Seek out every line containing the word "JSON", and copy each.

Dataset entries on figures
════════

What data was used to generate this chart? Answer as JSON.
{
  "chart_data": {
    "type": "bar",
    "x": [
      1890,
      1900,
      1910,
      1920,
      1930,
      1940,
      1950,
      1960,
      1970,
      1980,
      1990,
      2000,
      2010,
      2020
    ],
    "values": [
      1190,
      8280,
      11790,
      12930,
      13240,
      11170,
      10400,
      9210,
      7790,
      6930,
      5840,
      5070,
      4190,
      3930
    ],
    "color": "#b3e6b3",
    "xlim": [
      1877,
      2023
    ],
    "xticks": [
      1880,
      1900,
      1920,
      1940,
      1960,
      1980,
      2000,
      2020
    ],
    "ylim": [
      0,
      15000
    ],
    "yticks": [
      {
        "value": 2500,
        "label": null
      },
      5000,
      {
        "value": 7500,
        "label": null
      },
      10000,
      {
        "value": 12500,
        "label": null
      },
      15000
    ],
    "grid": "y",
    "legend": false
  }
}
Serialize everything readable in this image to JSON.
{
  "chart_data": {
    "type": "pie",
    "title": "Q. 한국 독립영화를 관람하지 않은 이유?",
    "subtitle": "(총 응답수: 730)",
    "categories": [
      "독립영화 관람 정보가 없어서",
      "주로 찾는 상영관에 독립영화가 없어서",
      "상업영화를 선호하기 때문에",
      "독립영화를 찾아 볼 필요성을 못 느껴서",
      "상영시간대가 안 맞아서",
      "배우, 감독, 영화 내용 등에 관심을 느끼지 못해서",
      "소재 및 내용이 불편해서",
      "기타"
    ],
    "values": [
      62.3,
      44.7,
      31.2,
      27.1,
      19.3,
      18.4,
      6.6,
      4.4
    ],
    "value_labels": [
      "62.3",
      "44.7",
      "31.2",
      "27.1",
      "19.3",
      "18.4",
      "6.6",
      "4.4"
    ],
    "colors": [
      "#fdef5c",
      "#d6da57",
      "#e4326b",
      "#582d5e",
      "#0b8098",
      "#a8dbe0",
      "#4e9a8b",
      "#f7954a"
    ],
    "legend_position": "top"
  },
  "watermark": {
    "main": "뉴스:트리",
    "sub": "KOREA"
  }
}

════════

## The solution
What data was used to generate this chart? Answer as JSON.
Serialize everything readable in this image to JSON.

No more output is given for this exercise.